__Stated problem__
Please rename every "chevron-right-icon" in the material below to "arrow-right-icon" and reproduce all other lines unchanged, omitting the pictures.

__Items__

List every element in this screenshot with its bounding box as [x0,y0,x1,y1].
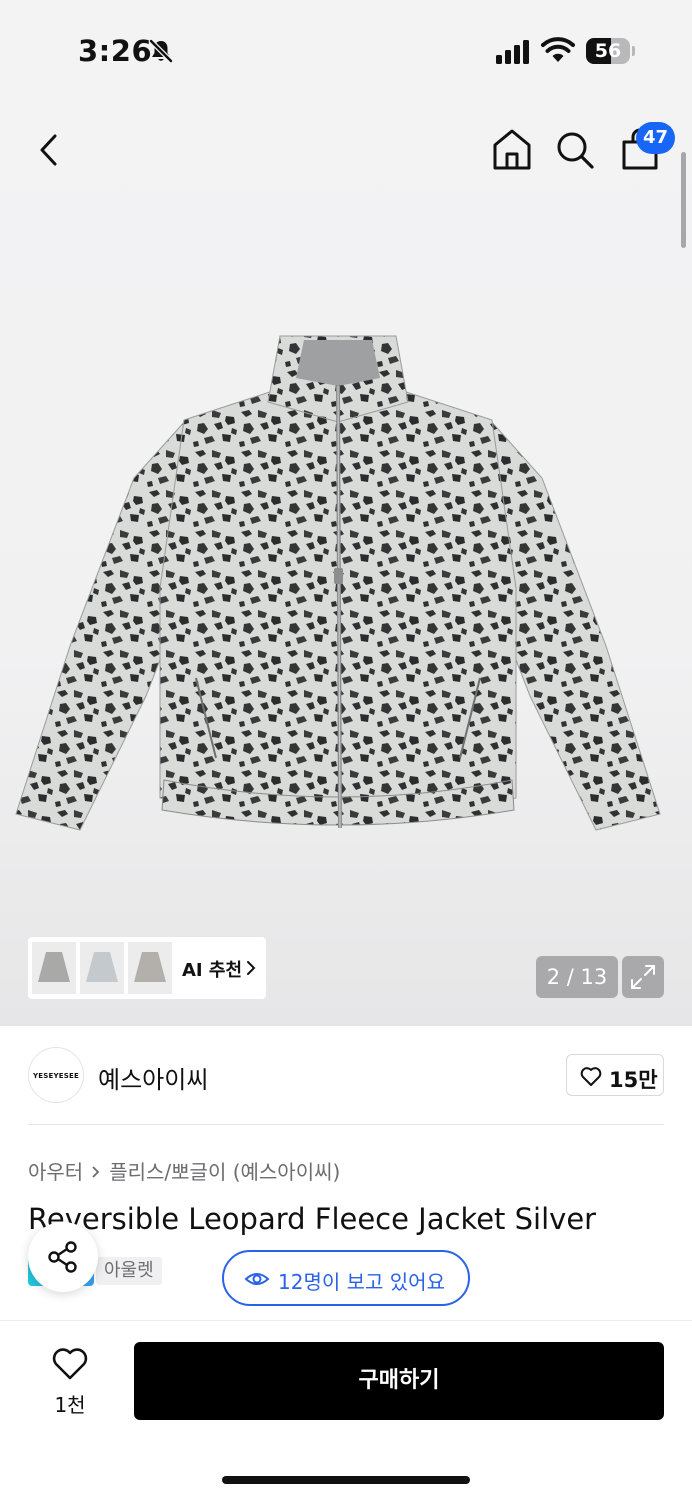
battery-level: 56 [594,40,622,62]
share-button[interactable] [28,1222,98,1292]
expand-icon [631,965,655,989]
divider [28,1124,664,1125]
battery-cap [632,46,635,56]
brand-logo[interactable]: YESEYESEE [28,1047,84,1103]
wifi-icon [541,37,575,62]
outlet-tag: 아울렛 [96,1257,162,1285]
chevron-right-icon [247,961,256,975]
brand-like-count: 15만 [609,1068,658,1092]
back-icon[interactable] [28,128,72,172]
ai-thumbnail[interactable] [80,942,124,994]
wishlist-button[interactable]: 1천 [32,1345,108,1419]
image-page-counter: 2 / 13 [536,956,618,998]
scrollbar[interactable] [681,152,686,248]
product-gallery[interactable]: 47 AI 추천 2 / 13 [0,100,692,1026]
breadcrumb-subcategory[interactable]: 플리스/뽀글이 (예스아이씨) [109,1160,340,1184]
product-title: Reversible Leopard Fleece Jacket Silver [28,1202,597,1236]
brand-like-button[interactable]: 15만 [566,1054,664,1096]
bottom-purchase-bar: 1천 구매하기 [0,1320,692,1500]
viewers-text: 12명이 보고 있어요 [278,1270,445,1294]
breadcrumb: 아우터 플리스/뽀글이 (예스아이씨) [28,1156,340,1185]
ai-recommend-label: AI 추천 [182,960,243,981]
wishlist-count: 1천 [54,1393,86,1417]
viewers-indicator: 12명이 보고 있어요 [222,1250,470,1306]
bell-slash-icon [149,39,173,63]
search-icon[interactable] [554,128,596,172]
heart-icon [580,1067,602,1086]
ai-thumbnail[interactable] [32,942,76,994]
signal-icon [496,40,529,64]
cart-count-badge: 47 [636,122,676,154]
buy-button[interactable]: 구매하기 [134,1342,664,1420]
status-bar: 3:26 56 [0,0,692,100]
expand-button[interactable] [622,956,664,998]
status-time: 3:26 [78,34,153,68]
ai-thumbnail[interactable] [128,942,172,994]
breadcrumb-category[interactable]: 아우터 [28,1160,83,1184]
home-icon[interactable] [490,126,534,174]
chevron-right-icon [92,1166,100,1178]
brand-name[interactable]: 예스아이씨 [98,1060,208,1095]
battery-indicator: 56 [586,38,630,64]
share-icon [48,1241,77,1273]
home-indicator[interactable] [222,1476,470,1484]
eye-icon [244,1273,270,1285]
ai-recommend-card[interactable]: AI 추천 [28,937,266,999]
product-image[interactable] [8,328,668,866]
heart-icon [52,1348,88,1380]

__Result of this exercise__
List every element in this screenshot with its bounding box as [x0,y0,x1,y1].
battery-level: 56 [594,40,622,62]
share-button[interactable] [28,1222,98,1292]
expand-icon [631,965,655,989]
divider [28,1124,664,1125]
battery-cap [632,46,635,56]
brand-logo[interactable]: YESEYESEE [28,1047,84,1103]
wifi-icon [541,37,575,62]
outlet-tag: 아울렛 [96,1257,162,1285]
arrow-right-icon [247,961,256,975]
brand-like-count: 15만 [609,1068,658,1092]
back-icon[interactable] [28,128,72,172]
ai-thumbnail[interactable] [80,942,124,994]
wishlist-button[interactable]: 1천 [32,1345,108,1419]
image-page-counter: 2 / 13 [536,956,618,998]
scrollbar[interactable] [681,152,686,248]
product-gallery[interactable]: 47 AI 추천 2 / 13 [0,100,692,1026]
breadcrumb-subcategory[interactable]: 플리스/뽀글이 (예스아이씨) [109,1160,340,1184]
product-title: Reversible Leopard Fleece Jacket Silver [28,1202,597,1236]
brand-like-button[interactable]: 15만 [566,1054,664,1096]
bottom-purchase-bar: 1천 구매하기 [0,1320,692,1500]
viewers-text: 12명이 보고 있어요 [278,1270,445,1294]
breadcrumb: 아우터 플리스/뽀글이 (예스아이씨) [28,1156,340,1185]
ai-recommend-label: AI 추천 [182,960,243,981]
wishlist-count: 1천 [54,1393,86,1417]
viewers-indicator: 12명이 보고 있어요 [222,1250,470,1306]
bell-slash-icon [149,39,173,63]
search-icon[interactable] [554,128,596,172]
heart-icon [580,1067,602,1086]
ai-thumbnail[interactable] [32,942,76,994]
signal-icon [496,40,529,64]
cart-count-badge: 47 [636,122,676,154]
buy-button[interactable]: 구매하기 [134,1342,664,1420]
status-bar: 3:26 56 [0,0,692,100]
expand-button[interactable] [622,956,664,998]
status-time: 3:26 [78,34,153,68]
ai-thumbnail[interactable] [128,942,172,994]
breadcrumb-category[interactable]: 아우터 [28,1160,83,1184]
home-icon[interactable] [490,126,534,174]
arrow-right-icon [92,1166,100,1178]
brand-name[interactable]: 예스아이씨 [98,1060,208,1095]
battery-indicator: 56 [586,38,630,64]
share-icon [48,1241,77,1273]
home-indicator[interactable] [222,1476,470,1484]
eye-icon [244,1273,270,1285]
ai-recommend-card[interactable]: AI 추천 [28,937,266,999]
product-image[interactable] [8,328,668,866]
heart-icon [52,1348,88,1380]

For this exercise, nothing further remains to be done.